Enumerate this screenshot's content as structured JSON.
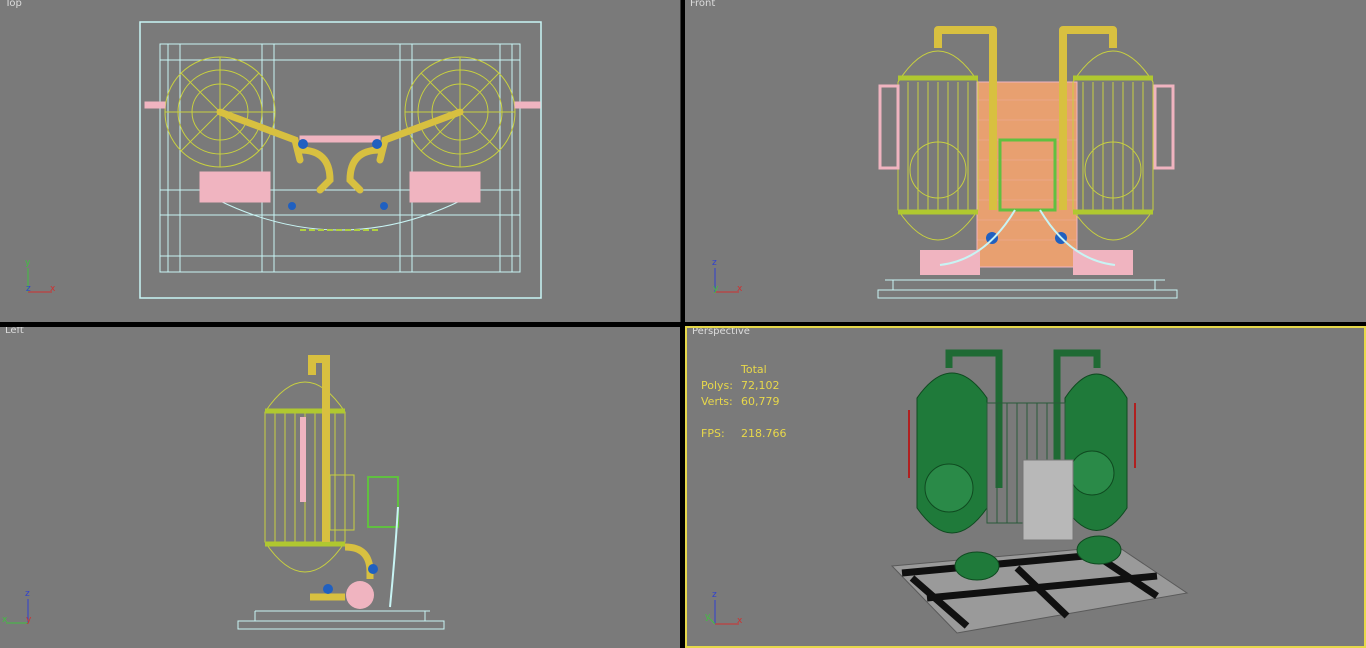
{
  "viewports": {
    "top": {
      "label": "Top",
      "axes": [
        "y",
        "z",
        "x"
      ]
    },
    "front": {
      "label": "Front",
      "axes": [
        "z",
        "y",
        "x"
      ]
    },
    "left": {
      "label": "Left",
      "axes": [
        "z",
        "x",
        "y"
      ]
    },
    "perspective": {
      "label": "Perspective",
      "axes": [
        "z",
        "y",
        "x"
      ],
      "stats": {
        "header": "Total",
        "polys_label": "Polys:",
        "polys_value": "72,102",
        "verts_label": "Verts:",
        "verts_value": "60,779",
        "fps_label": "FPS:",
        "fps_value": "218.766"
      }
    }
  },
  "colors": {
    "viewport_bg": "#7a7a7a",
    "active_border": "#e6d84a",
    "wire_yellow": "#d8c040",
    "wire_green": "#b0c830",
    "wire_pink": "#f0b4c0",
    "wire_cyan": "#c8f4f4",
    "wire_blue": "#2060c0",
    "tank_green": "#1f7a3a",
    "stats_text": "#e8d84a"
  }
}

##############################

_SHORT EXERCISE_. All of the entries above should be duplicated exactly, except for the pictures.

_RESULT_.
Enumerate this screenshot's content as structured JSON.
{
  "viewports": {
    "top": {
      "label": "Top",
      "axes": [
        "y",
        "z",
        "x"
      ]
    },
    "front": {
      "label": "Front",
      "axes": [
        "z",
        "y",
        "x"
      ]
    },
    "left": {
      "label": "Left",
      "axes": [
        "z",
        "x",
        "y"
      ]
    },
    "perspective": {
      "label": "Perspective",
      "axes": [
        "z",
        "y",
        "x"
      ],
      "stats": {
        "header": "Total",
        "polys_label": "Polys:",
        "polys_value": "72,102",
        "verts_label": "Verts:",
        "verts_value": "60,779",
        "fps_label": "FPS:",
        "fps_value": "218.766"
      }
    }
  },
  "colors": {
    "viewport_bg": "#7a7a7a",
    "active_border": "#e6d84a",
    "wire_yellow": "#d8c040",
    "wire_green": "#b0c830",
    "wire_pink": "#f0b4c0",
    "wire_cyan": "#c8f4f4",
    "wire_blue": "#2060c0",
    "tank_green": "#1f7a3a",
    "stats_text": "#e8d84a"
  }
}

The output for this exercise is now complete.